Data entries for graphics:
- - -
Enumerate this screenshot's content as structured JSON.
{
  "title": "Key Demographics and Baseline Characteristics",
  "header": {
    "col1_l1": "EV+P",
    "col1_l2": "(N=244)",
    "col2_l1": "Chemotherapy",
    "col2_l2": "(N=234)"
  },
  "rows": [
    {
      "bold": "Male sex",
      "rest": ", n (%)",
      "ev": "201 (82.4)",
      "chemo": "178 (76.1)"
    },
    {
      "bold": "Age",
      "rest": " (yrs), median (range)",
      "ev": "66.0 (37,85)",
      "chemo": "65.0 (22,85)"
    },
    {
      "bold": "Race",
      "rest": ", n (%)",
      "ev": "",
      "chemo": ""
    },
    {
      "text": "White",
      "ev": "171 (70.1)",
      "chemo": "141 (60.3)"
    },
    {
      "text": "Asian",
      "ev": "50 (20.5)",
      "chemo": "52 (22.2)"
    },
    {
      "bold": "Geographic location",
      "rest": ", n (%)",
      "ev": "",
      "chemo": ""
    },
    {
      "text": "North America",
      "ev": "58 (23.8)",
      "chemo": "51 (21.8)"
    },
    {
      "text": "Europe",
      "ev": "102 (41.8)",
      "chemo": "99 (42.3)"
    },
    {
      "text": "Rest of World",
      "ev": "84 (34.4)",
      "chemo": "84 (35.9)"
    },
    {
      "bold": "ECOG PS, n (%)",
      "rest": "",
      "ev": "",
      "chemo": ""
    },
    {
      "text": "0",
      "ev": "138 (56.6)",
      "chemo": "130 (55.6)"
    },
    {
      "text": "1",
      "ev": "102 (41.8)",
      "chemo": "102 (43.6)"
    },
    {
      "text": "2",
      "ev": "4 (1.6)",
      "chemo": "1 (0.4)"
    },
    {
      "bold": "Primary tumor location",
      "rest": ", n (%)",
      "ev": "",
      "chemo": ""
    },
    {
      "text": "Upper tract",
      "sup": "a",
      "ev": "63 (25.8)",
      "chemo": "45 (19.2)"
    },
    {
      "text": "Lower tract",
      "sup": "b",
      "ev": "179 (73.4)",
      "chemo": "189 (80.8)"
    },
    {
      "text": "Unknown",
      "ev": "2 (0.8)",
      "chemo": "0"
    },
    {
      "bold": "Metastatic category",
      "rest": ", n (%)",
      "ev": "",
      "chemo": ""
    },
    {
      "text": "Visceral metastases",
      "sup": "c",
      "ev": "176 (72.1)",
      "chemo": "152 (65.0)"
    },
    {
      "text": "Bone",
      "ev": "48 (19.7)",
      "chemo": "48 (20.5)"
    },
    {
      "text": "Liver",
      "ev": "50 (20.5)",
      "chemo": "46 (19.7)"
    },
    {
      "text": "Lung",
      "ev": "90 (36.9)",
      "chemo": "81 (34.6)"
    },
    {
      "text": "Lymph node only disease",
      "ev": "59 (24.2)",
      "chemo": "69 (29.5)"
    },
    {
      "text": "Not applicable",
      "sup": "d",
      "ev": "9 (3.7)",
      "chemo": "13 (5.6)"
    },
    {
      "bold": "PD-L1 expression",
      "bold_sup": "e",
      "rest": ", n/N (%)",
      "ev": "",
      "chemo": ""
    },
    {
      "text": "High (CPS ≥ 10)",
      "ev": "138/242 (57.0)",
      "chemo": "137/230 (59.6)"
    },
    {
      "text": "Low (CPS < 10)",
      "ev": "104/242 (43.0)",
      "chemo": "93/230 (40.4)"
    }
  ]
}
- - -
Work to complete
Extract all of the data above without altering anything.

Result
Enumerate this screenshot's content as structured JSON.
{
  "title": "Key Demographics and Baseline Characteristics",
  "header": {
    "col1_l1": "EV+P",
    "col1_l2": "(N=244)",
    "col2_l1": "Chemotherapy",
    "col2_l2": "(N=234)"
  },
  "rows": [
    {
      "bold": "Male sex",
      "rest": ", n (%)",
      "ev": "201 (82.4)",
      "chemo": "178 (76.1)"
    },
    {
      "bold": "Age",
      "rest": " (yrs), median (range)",
      "ev": "66.0 (37,85)",
      "chemo": "65.0 (22,85)"
    },
    {
      "bold": "Race",
      "rest": ", n (%)",
      "ev": "",
      "chemo": ""
    },
    {
      "text": "White",
      "ev": "171 (70.1)",
      "chemo": "141 (60.3)"
    },
    {
      "text": "Asian",
      "ev": "50 (20.5)",
      "chemo": "52 (22.2)"
    },
    {
      "bold": "Geographic location",
      "rest": ", n (%)",
      "ev": "",
      "chemo": ""
    },
    {
      "text": "North America",
      "ev": "58 (23.8)",
      "chemo": "51 (21.8)"
    },
    {
      "text": "Europe",
      "ev": "102 (41.8)",
      "chemo": "99 (42.3)"
    },
    {
      "text": "Rest of World",
      "ev": "84 (34.4)",
      "chemo": "84 (35.9)"
    },
    {
      "bold": "ECOG PS, n (%)",
      "rest": "",
      "ev": "",
      "chemo": ""
    },
    {
      "text": "0",
      "ev": "138 (56.6)",
      "chemo": "130 (55.6)"
    },
    {
      "text": "1",
      "ev": "102 (41.8)",
      "chemo": "102 (43.6)"
    },
    {
      "text": "2",
      "ev": "4 (1.6)",
      "chemo": "1 (0.4)"
    },
    {
      "bold": "Primary tumor location",
      "rest": ", n (%)",
      "ev": "",
      "chemo": ""
    },
    {
      "text": "Upper tract",
      "sup": "a",
      "ev": "63 (25.8)",
      "chemo": "45 (19.2)"
    },
    {
      "text": "Lower tract",
      "sup": "b",
      "ev": "179 (73.4)",
      "chemo": "189 (80.8)"
    },
    {
      "text": "Unknown",
      "ev": "2 (0.8)",
      "chemo": "0"
    },
    {
      "bold": "Metastatic category",
      "rest": ", n (%)",
      "ev": "",
      "chemo": ""
    },
    {
      "text": "Visceral metastases",
      "sup": "c",
      "ev": "176 (72.1)",
      "chemo": "152 (65.0)"
    },
    {
      "text": "Bone",
      "ev": "48 (19.7)",
      "chemo": "48 (20.5)"
    },
    {
      "text": "Liver",
      "ev": "50 (20.5)",
      "chemo": "46 (19.7)"
    },
    {
      "text": "Lung",
      "ev": "90 (36.9)",
      "chemo": "81 (34.6)"
    },
    {
      "text": "Lymph node only disease",
      "ev": "59 (24.2)",
      "chemo": "69 (29.5)"
    },
    {
      "text": "Not applicable",
      "sup": "d",
      "ev": "9 (3.7)",
      "chemo": "13 (5.6)"
    },
    {
      "bold": "PD-L1 expression",
      "bold_sup": "e",
      "rest": ", n/N (%)",
      "ev": "",
      "chemo": ""
    },
    {
      "text": "High (CPS ≥ 10)",
      "ev": "138/242 (57.0)",
      "chemo": "137/230 (59.6)"
    },
    {
      "text": "Low (CPS < 10)",
      "ev": "104/242 (43.0)",
      "chemo": "93/230 (40.4)"
    }
  ]
}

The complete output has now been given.